Restate the records below word for word, and omit the images they hold.

- **Records for processing**

>>>>

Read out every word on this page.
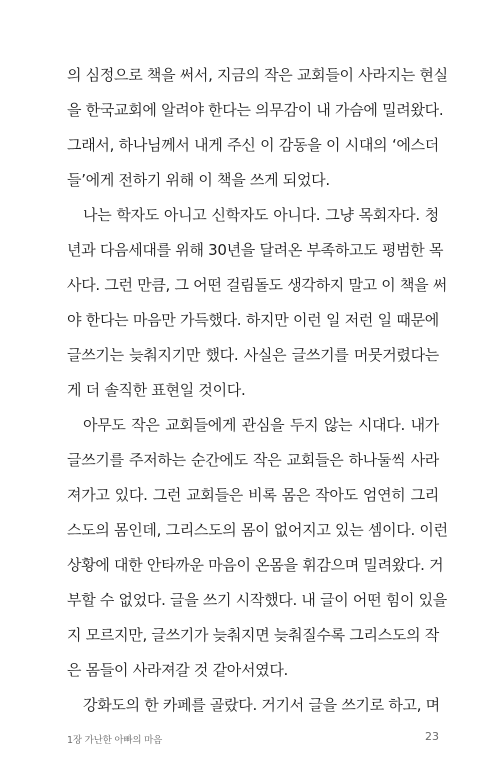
의 심정으로 책을 써서, 지금의 작은 교회들이 사라지는 현실
을 한국교회에 알려야 한다는 의무감이 내 가슴에 밀려왔다.
그래서, 하나님께서 내게 주신 이 감동을 이 시대의 ‘에스더
들’에게 전하기 위해 이 책을 쓰게 되었다.
나는 학자도 아니고 신학자도 아니다. 그냥 목회자다. 청
년과 다음세대를 위해 30년을 달려온 부족하고도 평범한 목
사다. 그런 만큼, 그 어떤 걸림돌도 생각하지 말고 이 책을 써
야 한다는 마음만 가득했다. 하지만 이런 일 저런 일 때문에
글쓰기는 늦춰지기만 했다. 사실은 글쓰기를 머뭇거렸다는
게 더 솔직한 표현일 것이다.
아무도 작은 교회들에게 관심을 두지 않는 시대다. 내가
글쓰기를 주저하는 순간에도 작은 교회들은 하나둘씩 사라
져가고 있다. 그런 교회들은 비록 몸은 작아도 엄연히 그리
스도의 몸인데, 그리스도의 몸이 없어지고 있는 셈이다. 이런
상황에 대한 안타까운 마음이 온몸을 휘감으며 밀려왔다. 거
부할 수 없었다. 글을 쓰기 시작했다. 내 글이 어떤 힘이 있을
지 모르지만, 글쓰기가 늦춰지면 늦춰질수록 그리스도의 작
은 몸들이 사라져갈 것 같아서였다.
강화도의 한 카페를 골랐다. 거기서 글을 쓰기로 하고, 며
1장 가난한 아빠의 마음	23
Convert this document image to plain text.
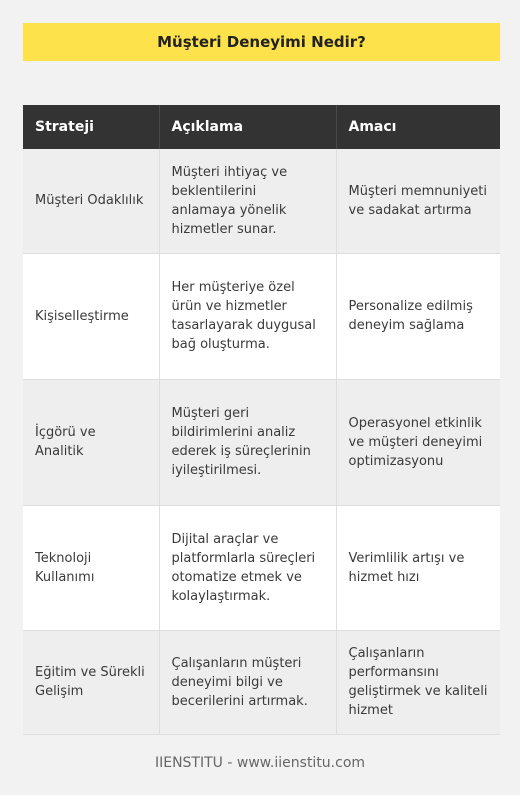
Müşteri Deneyimi Nedir?
Strateji	Açıklama	Amacı
Müşteri Odaklılık	Müşteri ihtiyaç ve beklentilerini anlamaya yönelik hizmetler sunar.	Müşteri memnuniyeti ve sadakat artırma
Kişiselleştirme	Her müşteriye özel ürün ve hizmetler tasarlayarak duygusal bağ oluşturma.	Personalize edilmiş deneyim sağlama
İçgörü ve Analitik	Müşteri geri bildirimlerini analiz ederek iş süreçlerinin iyileştirilmesi.	Operasyonel etkinlik ve müşteri deneyimi optimizasyonu
Teknoloji Kullanımı	Dijital araçlar ve platformlarla süreçleri otomatize etmek ve kolaylaştırmak.	Verimlilik artışı ve hizmet hızı
Eğitim ve Sürekli Gelişim	Çalışanların müşteri deneyimi bilgi ve becerilerini artırmak.	Çalışanların performansını geliştirmek ve kaliteli hizmet
IIENSTITU - www.iienstitu.com
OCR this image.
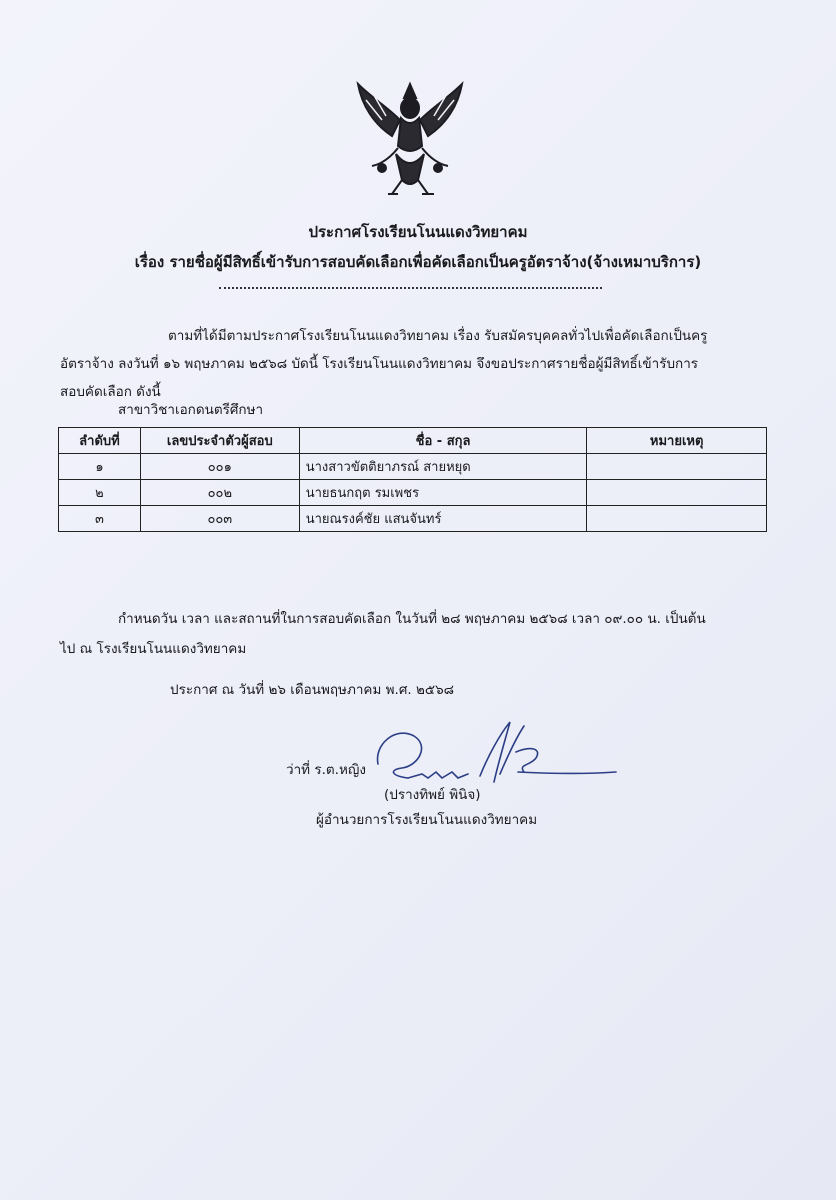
ประกาศโรงเรียนโนนแดงวิทยาคม
เรื่อง รายชื่อผู้มีสิทธิ์เข้ารับการสอบคัดเลือกเพื่อคัดเลือกเป็นครูอัตราจ้าง(จ้างเหมาบริการ)
ตามที่ได้มีตามประกาศโรงเรียนโนนแดงวิทยาคม เรื่อง รับสมัครบุคคลทั่วไปเพื่อคัดเลือกเป็นครู
อัตราจ้าง ลงวันที่ ๑๖ พฤษภาคม ๒๕๖๘ บัดนี้ โรงเรียนโนนแดงวิทยาคม จึงขอประกาศรายชื่อผู้มีสิทธิ์เข้ารับการ
สอบคัดเลือก ดังนี้
สาขาวิชาเอกดนตรีศึกษา
ลำดับที่	เลขประจำตัวผู้สอบ	ชื่อ - สกุล	หมายเหตุ
๑	๐๐๑	นางสาวขัตติยาภรณ์ สายหยุด	
๒	๐๐๒	นายธนกฤต รมเพชร	
๓	๐๐๓	นายณรงค์ชัย แสนจันทร์	
กำหนดวัน เวลา และสถานที่ในการสอบคัดเลือก ในวันที่ ๒๘ พฤษภาคม ๒๕๖๘ เวลา ๐๙.๐๐ น. เป็นต้น
ไป ณ โรงเรียนโนนแดงวิทยาคม
ประกาศ ณ วันที่ ๒๖ เดือนพฤษภาคม พ.ศ. ๒๕๖๘
ว่าที่ ร.ต.หญิง
(ปรางทิพย์ พินิจ)
ผู้อำนวยการโรงเรียนโนนแดงวิทยาคม
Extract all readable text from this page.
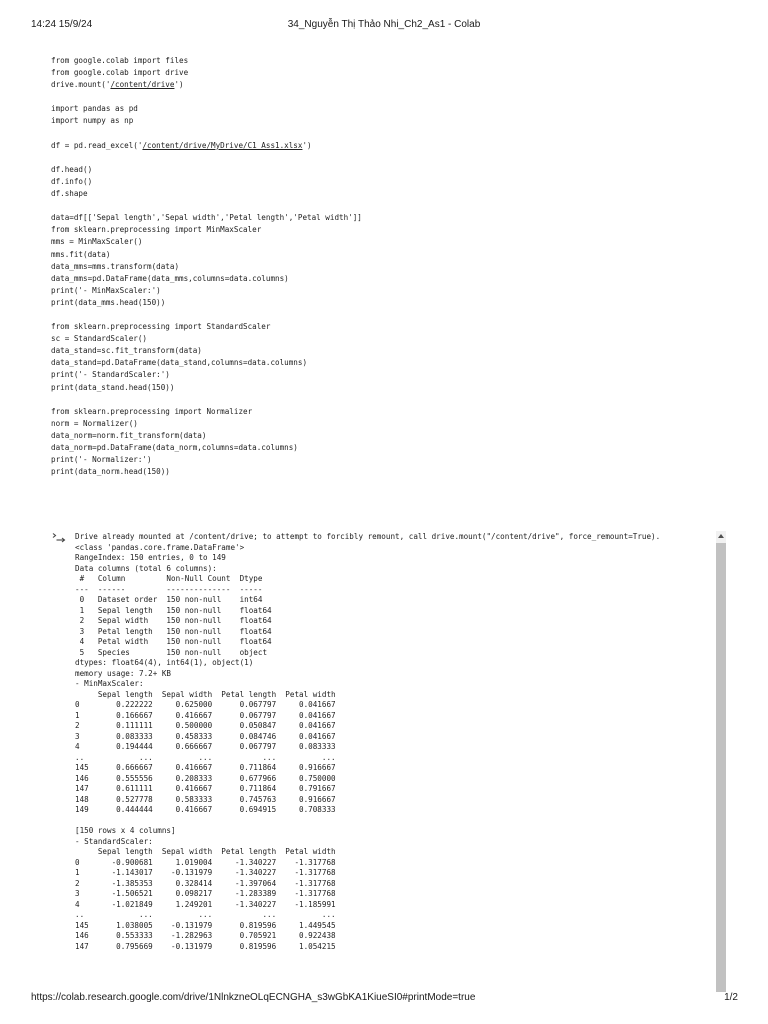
14:24 15/9/24	34_Nguyễn Thị Thảo Nhi_Ch2_As1 - Colab
from google.colab import files
from google.colab import drive
drive.mount('/content/drive')
import pandas as pd
import numpy as np
df = pd.read_excel('/content/drive/MyDrive/C1_Ass1.xlsx')
df.head()
df.info()
df.shape
data=df[['Sepal length','Sepal width','Petal length','Petal width']]
from sklearn.preprocessing import MinMaxScaler
mms = MinMaxScaler()
mms.fit(data)
data_mms=mms.transform(data)
data_mms=pd.DataFrame(data_mms,columns=data.columns)
print('- MinMaxScaler:')
print(data_mms.head(150))
from sklearn.preprocessing import StandardScaler
sc = StandardScaler()
data_stand=sc.fit_transform(data)
data_stand=pd.DataFrame(data_stand,columns=data.columns)
print('- StandardScaler:')
print(data_stand.head(150))
from sklearn.preprocessing import Normalizer
norm = Normalizer()
data_norm=norm.fit_transform(data)
data_norm=pd.DataFrame(data_norm,columns=data.columns)
print('- Normalizer:')
print(data_norm.head(150))
Drive already mounted at /content/drive; to attempt to forcibly remount, call drive.mount("/content/drive", force_remount=True).
<class 'pandas.core.frame.DataFrame'>
RangeIndex: 150 entries, 0 to 149
Data columns (total 6 columns):
#   Column         Non-Null Count  Dtype
---  ------         --------------  -----
0   Dataset order  150 non-null    int64
1   Sepal length   150 non-null    float64
2   Sepal width    150 non-null    float64
3   Petal length   150 non-null    float64
4   Petal width    150 non-null    float64
5   Species        150 non-null    object
dtypes: float64(4), int64(1), object(1)
memory usage: 7.2+ KB
- MinMaxScaler:
Sepal length  Sepal width  Petal length  Petal width
0        0.222222     0.625000      0.067797     0.041667
1        0.166667     0.416667      0.067797     0.041667
2        0.111111     0.500000      0.050847     0.041667
3        0.083333     0.458333      0.084746     0.041667
4        0.194444     0.666667      0.067797     0.083333
..            ...          ...           ...          ...
145      0.666667     0.416667      0.711864     0.916667
146      0.555556     0.208333      0.677966     0.750000
147      0.611111     0.416667      0.711864     0.791667
148      0.527778     0.583333      0.745763     0.916667
149      0.444444     0.416667      0.694915     0.708333
[150 rows x 4 columns]
- StandardScaler:
Sepal length  Sepal width  Petal length  Petal width
0       -0.900681     1.019004     -1.340227    -1.317768
1       -1.143017    -0.131979     -1.340227    -1.317768
2       -1.385353     0.328414     -1.397064    -1.317768
3       -1.506521     0.098217     -1.283389    -1.317768
4       -1.021849     1.249201     -1.340227    -1.185991
..            ...          ...           ...          ...
145      1.038005    -0.131979      0.819596     1.449545
146      0.553333    -1.282963      0.705921     0.922438
147      0.795669    -0.131979      0.819596     1.054215
https://colab.research.google.com/drive/1NlnkzneOLqECNGHA_s3wGbKA1KiueSI0#printMode=true	1/2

<<<<

- **Solution to this task**
Read out every word on this page.
의 심정으로 책을 써서, 지금의 작은 교회들이 사라지는 현실
을 한국교회에 알려야 한다는 의무감이 내 가슴에 밀려왔다.
그래서, 하나님께서 내게 주신 이 감동을 이 시대의 ‘에스더
들’에게 전하기 위해 이 책을 쓰게 되었다.
나는 학자도 아니고 신학자도 아니다. 그냥 목회자다. 청
년과 다음세대를 위해 30년을 달려온 부족하고도 평범한 목
사다. 그런 만큼, 그 어떤 걸림돌도 생각하지 말고 이 책을 써
야 한다는 마음만 가득했다. 하지만 이런 일 저런 일 때문에
글쓰기는 늦춰지기만 했다. 사실은 글쓰기를 머뭇거렸다는
게 더 솔직한 표현일 것이다.
아무도 작은 교회들에게 관심을 두지 않는 시대다. 내가
글쓰기를 주저하는 순간에도 작은 교회들은 하나둘씩 사라
져가고 있다. 그런 교회들은 비록 몸은 작아도 엄연히 그리
스도의 몸인데, 그리스도의 몸이 없어지고 있는 셈이다. 이런
상황에 대한 안타까운 마음이 온몸을 휘감으며 밀려왔다. 거
부할 수 없었다. 글을 쓰기 시작했다. 내 글이 어떤 힘이 있을
지 모르지만, 글쓰기가 늦춰지면 늦춰질수록 그리스도의 작
은 몸들이 사라져갈 것 같아서였다.
강화도의 한 카페를 골랐다. 거기서 글을 쓰기로 하고, 며
1장 가난한 아빠의 마음	23
Convert this document image to plain text.
Müşteri Deneyimi Nedir?
Strateji	Açıklama	Amacı
Müşteri Odaklılık	Müşteri ihtiyaç ve beklentilerini anlamaya yönelik hizmetler sunar.	Müşteri memnuniyeti ve sadakat artırma
Kişiselleştirme	Her müşteriye özel ürün ve hizmetler tasarlayarak duygusal bağ oluşturma.	Personalize edilmiş deneyim sağlama
İçgörü ve Analitik	Müşteri geri bildirimlerini analiz ederek iş süreçlerinin iyileştirilmesi.	Operasyonel etkinlik ve müşteri deneyimi optimizasyonu
Teknoloji Kullanımı	Dijital araçlar ve platformlarla süreçleri otomatize etmek ve kolaylaştırmak.	Verimlilik artışı ve hizmet hızı
Eğitim ve Sürekli Gelişim	Çalışanların müşteri deneyimi bilgi ve becerilerini artırmak.	Çalışanların performansını geliştirmek ve kaliteli hizmet
IIENSTITU - www.iienstitu.com
OCR this image.
ประกาศโรงเรียนโนนแดงวิทยาคม
เรื่อง รายชื่อผู้มีสิทธิ์เข้ารับการสอบคัดเลือกเพื่อคัดเลือกเป็นครูอัตราจ้าง(จ้างเหมาบริการ)
ตามที่ได้มีตามประกาศโรงเรียนโนนแดงวิทยาคม เรื่อง รับสมัครบุคคลทั่วไปเพื่อคัดเลือกเป็นครู
อัตราจ้าง ลงวันที่ ๑๖ พฤษภาคม ๒๕๖๘ บัดนี้ โรงเรียนโนนแดงวิทยาคม จึงขอประกาศรายชื่อผู้มีสิทธิ์เข้ารับการ
สอบคัดเลือก ดังนี้
สาขาวิชาเอกดนตรีศึกษา
ลำดับที่	เลขประจำตัวผู้สอบ	ชื่อ - สกุล	หมายเหตุ
๑	๐๐๑	นางสาวขัตติยาภรณ์ สายหยุด	
๒	๐๐๒	นายธนกฤต รมเพชร	
๓	๐๐๓	นายณรงค์ชัย แสนจันทร์	
กำหนดวัน เวลา และสถานที่ในการสอบคัดเลือก ในวันที่ ๒๘ พฤษภาคม ๒๕๖๘ เวลา ๐๙.๐๐ น. เป็นต้น
ไป ณ โรงเรียนโนนแดงวิทยาคม
ประกาศ ณ วันที่ ๒๖ เดือนพฤษภาคม พ.ศ. ๒๕๖๘
ว่าที่ ร.ต.หญิง
(ปรางทิพย์ พินิจ)
ผู้อำนวยการโรงเรียนโนนแดงวิทยาคม
Extract all readable text from this page.
14:24 15/9/24	34_Nguyễn Thị Thảo Nhi_Ch2_As1 - Colab
from google.colab import files
from google.colab import drive
drive.mount('/content/drive')
import pandas as pd
import numpy as np
df = pd.read_excel('/content/drive/MyDrive/C1_Ass1.xlsx')
df.head()
df.info()
df.shape
data=df[['Sepal length','Sepal width','Petal length','Petal width']]
from sklearn.preprocessing import MinMaxScaler
mms = MinMaxScaler()
mms.fit(data)
data_mms=mms.transform(data)
data_mms=pd.DataFrame(data_mms,columns=data.columns)
print('- MinMaxScaler:')
print(data_mms.head(150))
from sklearn.preprocessing import StandardScaler
sc = StandardScaler()
data_stand=sc.fit_transform(data)
data_stand=pd.DataFrame(data_stand,columns=data.columns)
print('- StandardScaler:')
print(data_stand.head(150))
from sklearn.preprocessing import Normalizer
norm = Normalizer()
data_norm=norm.fit_transform(data)
data_norm=pd.DataFrame(data_norm,columns=data.columns)
print('- Normalizer:')
print(data_norm.head(150))
Drive already mounted at /content/drive; to attempt to forcibly remount, call drive.mount("/content/drive", force_remount=True).
<class 'pandas.core.frame.DataFrame'>
RangeIndex: 150 entries, 0 to 149
Data columns (total 6 columns):
#   Column         Non-Null Count  Dtype
---  ------         --------------  -----
0   Dataset order  150 non-null    int64
1   Sepal length   150 non-null    float64
2   Sepal width    150 non-null    float64
3   Petal length   150 non-null    float64
4   Petal width    150 non-null    float64
5   Species        150 non-null    object
dtypes: float64(4), int64(1), object(1)
memory usage: 7.2+ KB
- MinMaxScaler:
Sepal length  Sepal width  Petal length  Petal width
0        0.222222     0.625000      0.067797     0.041667
1        0.166667     0.416667      0.067797     0.041667
2        0.111111     0.500000      0.050847     0.041667
3        0.083333     0.458333      0.084746     0.041667
4        0.194444     0.666667      0.067797     0.083333
..            ...          ...           ...          ...
145      0.666667     0.416667      0.711864     0.916667
146      0.555556     0.208333      0.677966     0.750000
147      0.611111     0.416667      0.711864     0.791667
148      0.527778     0.583333      0.745763     0.916667
149      0.444444     0.416667      0.694915     0.708333
[150 rows x 4 columns]
- StandardScaler:
Sepal length  Sepal width  Petal length  Petal width
0       -0.900681     1.019004     -1.340227    -1.317768
1       -1.143017    -0.131979     -1.340227    -1.317768
2       -1.385353     0.328414     -1.397064    -1.317768
3       -1.506521     0.098217     -1.283389    -1.317768
4       -1.021849     1.249201     -1.340227    -1.185991
..            ...          ...           ...          ...
145      1.038005    -0.131979      0.819596     1.449545
146      0.553333    -1.282963      0.705921     0.922438
147      0.795669    -0.131979      0.819596     1.054215
https://colab.research.google.com/drive/1NlnkzneOLqECNGHA_s3wGbKA1KiueSI0#printMode=true	1/2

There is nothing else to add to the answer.